_Instruction_:
Below is a block of records; repeat all of them exactly.

_Given records_:
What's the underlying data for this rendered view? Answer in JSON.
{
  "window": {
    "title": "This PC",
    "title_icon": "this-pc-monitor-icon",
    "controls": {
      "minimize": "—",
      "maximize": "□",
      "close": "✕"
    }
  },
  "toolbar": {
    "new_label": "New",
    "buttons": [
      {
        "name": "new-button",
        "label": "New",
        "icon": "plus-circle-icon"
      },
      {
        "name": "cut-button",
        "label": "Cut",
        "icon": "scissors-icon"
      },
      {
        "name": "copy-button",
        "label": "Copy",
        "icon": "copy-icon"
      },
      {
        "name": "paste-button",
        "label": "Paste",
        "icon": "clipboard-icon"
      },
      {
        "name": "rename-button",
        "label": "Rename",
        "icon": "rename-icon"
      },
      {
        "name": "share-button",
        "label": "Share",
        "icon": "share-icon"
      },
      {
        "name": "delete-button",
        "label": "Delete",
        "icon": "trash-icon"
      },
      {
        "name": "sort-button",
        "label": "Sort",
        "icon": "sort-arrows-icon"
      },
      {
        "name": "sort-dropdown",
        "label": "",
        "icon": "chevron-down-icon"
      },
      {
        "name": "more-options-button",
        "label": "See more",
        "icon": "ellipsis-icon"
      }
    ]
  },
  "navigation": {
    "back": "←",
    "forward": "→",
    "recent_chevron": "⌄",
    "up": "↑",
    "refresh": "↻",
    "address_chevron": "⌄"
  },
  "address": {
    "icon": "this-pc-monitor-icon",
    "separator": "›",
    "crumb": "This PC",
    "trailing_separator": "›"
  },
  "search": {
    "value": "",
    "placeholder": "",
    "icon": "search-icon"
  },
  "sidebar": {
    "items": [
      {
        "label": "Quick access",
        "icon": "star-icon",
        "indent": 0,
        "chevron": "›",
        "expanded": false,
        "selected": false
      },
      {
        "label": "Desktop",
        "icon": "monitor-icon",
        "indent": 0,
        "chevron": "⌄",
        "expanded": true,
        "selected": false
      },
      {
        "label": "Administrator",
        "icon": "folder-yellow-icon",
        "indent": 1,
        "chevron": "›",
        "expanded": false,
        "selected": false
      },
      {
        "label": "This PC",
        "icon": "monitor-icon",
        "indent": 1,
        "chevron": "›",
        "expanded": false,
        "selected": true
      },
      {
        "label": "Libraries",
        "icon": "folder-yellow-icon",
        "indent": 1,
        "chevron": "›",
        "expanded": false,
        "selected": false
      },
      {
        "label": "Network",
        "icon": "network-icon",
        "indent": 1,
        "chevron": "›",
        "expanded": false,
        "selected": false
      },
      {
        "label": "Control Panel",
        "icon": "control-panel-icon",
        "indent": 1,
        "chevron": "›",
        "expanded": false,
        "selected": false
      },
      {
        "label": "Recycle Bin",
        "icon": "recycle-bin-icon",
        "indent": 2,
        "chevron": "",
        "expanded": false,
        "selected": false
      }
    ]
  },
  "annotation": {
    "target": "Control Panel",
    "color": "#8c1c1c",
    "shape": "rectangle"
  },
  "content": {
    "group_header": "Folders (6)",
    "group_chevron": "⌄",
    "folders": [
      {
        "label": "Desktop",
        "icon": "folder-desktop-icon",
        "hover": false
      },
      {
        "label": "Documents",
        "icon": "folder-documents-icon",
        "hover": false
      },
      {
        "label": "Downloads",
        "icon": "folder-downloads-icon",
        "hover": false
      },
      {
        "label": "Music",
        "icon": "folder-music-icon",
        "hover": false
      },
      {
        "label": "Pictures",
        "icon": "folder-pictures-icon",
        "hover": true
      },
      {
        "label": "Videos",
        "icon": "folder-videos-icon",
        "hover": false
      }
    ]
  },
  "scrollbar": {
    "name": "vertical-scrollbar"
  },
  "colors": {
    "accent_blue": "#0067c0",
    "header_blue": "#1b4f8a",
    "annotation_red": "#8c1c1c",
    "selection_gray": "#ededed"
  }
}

_Answer to the exercise_:
What's the underlying data for this rendered view? Answer in JSON.
{
  "window": {
    "title": "This PC",
    "title_icon": "this-pc-monitor-icon",
    "controls": {
      "minimize": "—",
      "maximize": "□",
      "close": "✕"
    }
  },
  "toolbar": {
    "new_label": "New",
    "buttons": [
      {
        "name": "new-button",
        "label": "New",
        "icon": "plus-circle-icon"
      },
      {
        "name": "cut-button",
        "label": "Cut",
        "icon": "scissors-icon"
      },
      {
        "name": "copy-button",
        "label": "Copy",
        "icon": "copy-icon"
      },
      {
        "name": "paste-button",
        "label": "Paste",
        "icon": "clipboard-icon"
      },
      {
        "name": "rename-button",
        "label": "Rename",
        "icon": "rename-icon"
      },
      {
        "name": "share-button",
        "label": "Share",
        "icon": "share-icon"
      },
      {
        "name": "delete-button",
        "label": "Delete",
        "icon": "trash-icon"
      },
      {
        "name": "sort-button",
        "label": "Sort",
        "icon": "sort-arrows-icon"
      },
      {
        "name": "sort-dropdown",
        "label": "",
        "icon": "chevron-down-icon"
      },
      {
        "name": "more-options-button",
        "label": "See more",
        "icon": "ellipsis-icon"
      }
    ]
  },
  "navigation": {
    "back": "←",
    "forward": "→",
    "recent_chevron": "⌄",
    "up": "↑",
    "refresh": "↻",
    "address_chevron": "⌄"
  },
  "address": {
    "icon": "this-pc-monitor-icon",
    "separator": "›",
    "crumb": "This PC",
    "trailing_separator": "›"
  },
  "search": {
    "value": "",
    "placeholder": "",
    "icon": "search-icon"
  },
  "sidebar": {
    "items": [
      {
        "label": "Quick access",
        "icon": "star-icon",
        "indent": 0,
        "chevron": "›",
        "expanded": false,
        "selected": false
      },
      {
        "label": "Desktop",
        "icon": "monitor-icon",
        "indent": 0,
        "chevron": "⌄",
        "expanded": true,
        "selected": false
      },
      {
        "label": "Administrator",
        "icon": "folder-yellow-icon",
        "indent": 1,
        "chevron": "›",
        "expanded": false,
        "selected": false
      },
      {
        "label": "This PC",
        "icon": "monitor-icon",
        "indent": 1,
        "chevron": "›",
        "expanded": false,
        "selected": true
      },
      {
        "label": "Libraries",
        "icon": "folder-yellow-icon",
        "indent": 1,
        "chevron": "›",
        "expanded": false,
        "selected": false
      },
      {
        "label": "Network",
        "icon": "network-icon",
        "indent": 1,
        "chevron": "›",
        "expanded": false,
        "selected": false
      },
      {
        "label": "Control Panel",
        "icon": "control-panel-icon",
        "indent": 1,
        "chevron": "›",
        "expanded": false,
        "selected": false
      },
      {
        "label": "Recycle Bin",
        "icon": "recycle-bin-icon",
        "indent": 2,
        "chevron": "",
        "expanded": false,
        "selected": false
      }
    ]
  },
  "annotation": {
    "target": "Control Panel",
    "color": "#8c1c1c",
    "shape": "rectangle"
  },
  "content": {
    "group_header": "Folders (6)",
    "group_chevron": "⌄",
    "folders": [
      {
        "label": "Desktop",
        "icon": "folder-desktop-icon",
        "hover": false
      },
      {
        "label": "Documents",
        "icon": "folder-documents-icon",
        "hover": false
      },
      {
        "label": "Downloads",
        "icon": "folder-downloads-icon",
        "hover": false
      },
      {
        "label": "Music",
        "icon": "folder-music-icon",
        "hover": false
      },
      {
        "label": "Pictures",
        "icon": "folder-pictures-icon",
        "hover": true
      },
      {
        "label": "Videos",
        "icon": "folder-videos-icon",
        "hover": false
      }
    ]
  },
  "scrollbar": {
    "name": "vertical-scrollbar"
  },
  "colors": {
    "accent_blue": "#0067c0",
    "header_blue": "#1b4f8a",
    "annotation_red": "#8c1c1c",
    "selection_gray": "#ededed"
  }
}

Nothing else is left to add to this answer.